- **YOUR OBJECTIVE**
Word for word, copy all the data and drop the pictures.

- **RECORDS SHOWN**
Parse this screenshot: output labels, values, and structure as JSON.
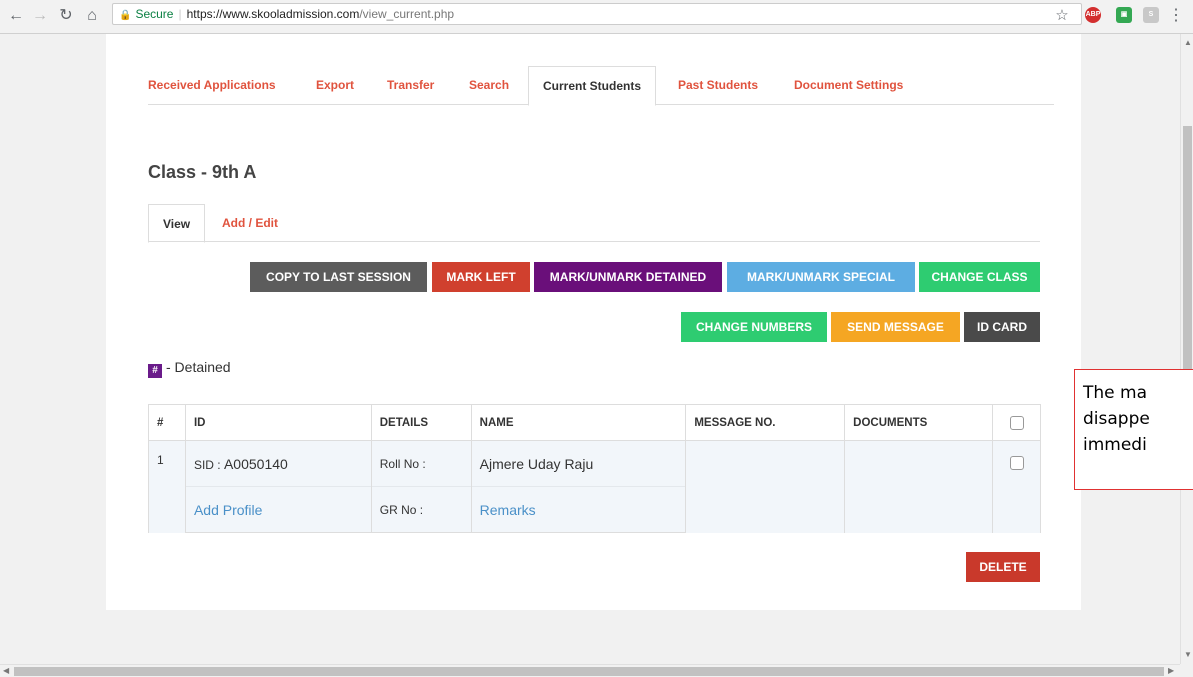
{
  "browser": {
    "secure_label": "Secure",
    "url_domain": "https://www.skooladmission.com",
    "url_path": "/view_current.php"
  },
  "top_tabs": [
    {
      "label": "Received Applications"
    },
    {
      "label": "Export"
    },
    {
      "label": "Transfer"
    },
    {
      "label": "Search"
    },
    {
      "label": "Current Students"
    },
    {
      "label": "Past Students"
    },
    {
      "label": "Document Settings"
    }
  ],
  "page_title": "Class - 9th A",
  "sub_tabs": [
    {
      "label": "View"
    },
    {
      "label": "Add / Edit"
    }
  ],
  "actions": {
    "copy_last_session": "COPY TO LAST SESSION",
    "mark_left": "MARK LEFT",
    "mark_detained": "MARK/UNMARK DETAINED",
    "mark_special": "MARK/UNMARK SPECIAL",
    "change_class": "CHANGE CLASS",
    "change_numbers": "CHANGE NUMBERS",
    "send_message": "SEND MESSAGE",
    "id_card": "ID CARD",
    "delete": "DELETE"
  },
  "legend": {
    "mark": "#",
    "text": "- Detained"
  },
  "table": {
    "headers": [
      "#",
      "ID",
      "DETAILS",
      "NAME",
      "MESSAGE NO.",
      "DOCUMENTS"
    ],
    "rows": [
      {
        "num": "1",
        "sid_prefix": "SID : ",
        "sid": "A0050140",
        "roll_label": "Roll No :",
        "name": "Ajmere Uday Raju",
        "add_profile": "Add Profile",
        "gr_label": "GR No :",
        "remarks": "Remarks"
      }
    ]
  },
  "callout": {
    "line1": "The ma",
    "line2": "disappe",
    "line3": "immedi"
  },
  "colors": {
    "accent": "#e0533e",
    "copy": "#5c5c5c",
    "mark_left": "#d0402e",
    "detained": "#6a0f7a",
    "special": "#5dade2",
    "change": "#2ecc71",
    "send": "#f5a623",
    "id_card": "#4a4a4a",
    "delete": "#c9392b"
  }
}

- **IN RESPONSE**
Parse this screenshot: output labels, values, and structure as JSON.
{
  "browser": {
    "secure_label": "Secure",
    "url_domain": "https://www.skooladmission.com",
    "url_path": "/view_current.php"
  },
  "top_tabs": [
    {
      "label": "Received Applications"
    },
    {
      "label": "Export"
    },
    {
      "label": "Transfer"
    },
    {
      "label": "Search"
    },
    {
      "label": "Current Students"
    },
    {
      "label": "Past Students"
    },
    {
      "label": "Document Settings"
    }
  ],
  "page_title": "Class - 9th A",
  "sub_tabs": [
    {
      "label": "View"
    },
    {
      "label": "Add / Edit"
    }
  ],
  "actions": {
    "copy_last_session": "COPY TO LAST SESSION",
    "mark_left": "MARK LEFT",
    "mark_detained": "MARK/UNMARK DETAINED",
    "mark_special": "MARK/UNMARK SPECIAL",
    "change_class": "CHANGE CLASS",
    "change_numbers": "CHANGE NUMBERS",
    "send_message": "SEND MESSAGE",
    "id_card": "ID CARD",
    "delete": "DELETE"
  },
  "legend": {
    "mark": "#",
    "text": "- Detained"
  },
  "table": {
    "headers": [
      "#",
      "ID",
      "DETAILS",
      "NAME",
      "MESSAGE NO.",
      "DOCUMENTS"
    ],
    "rows": [
      {
        "num": "1",
        "sid_prefix": "SID : ",
        "sid": "A0050140",
        "roll_label": "Roll No :",
        "name": "Ajmere Uday Raju",
        "add_profile": "Add Profile",
        "gr_label": "GR No :",
        "remarks": "Remarks"
      }
    ]
  },
  "callout": {
    "line1": "The ma",
    "line2": "disappe",
    "line3": "immedi"
  },
  "colors": {
    "accent": "#e0533e",
    "copy": "#5c5c5c",
    "mark_left": "#d0402e",
    "detained": "#6a0f7a",
    "special": "#5dade2",
    "change": "#2ecc71",
    "send": "#f5a623",
    "id_card": "#4a4a4a",
    "delete": "#c9392b"
  }
}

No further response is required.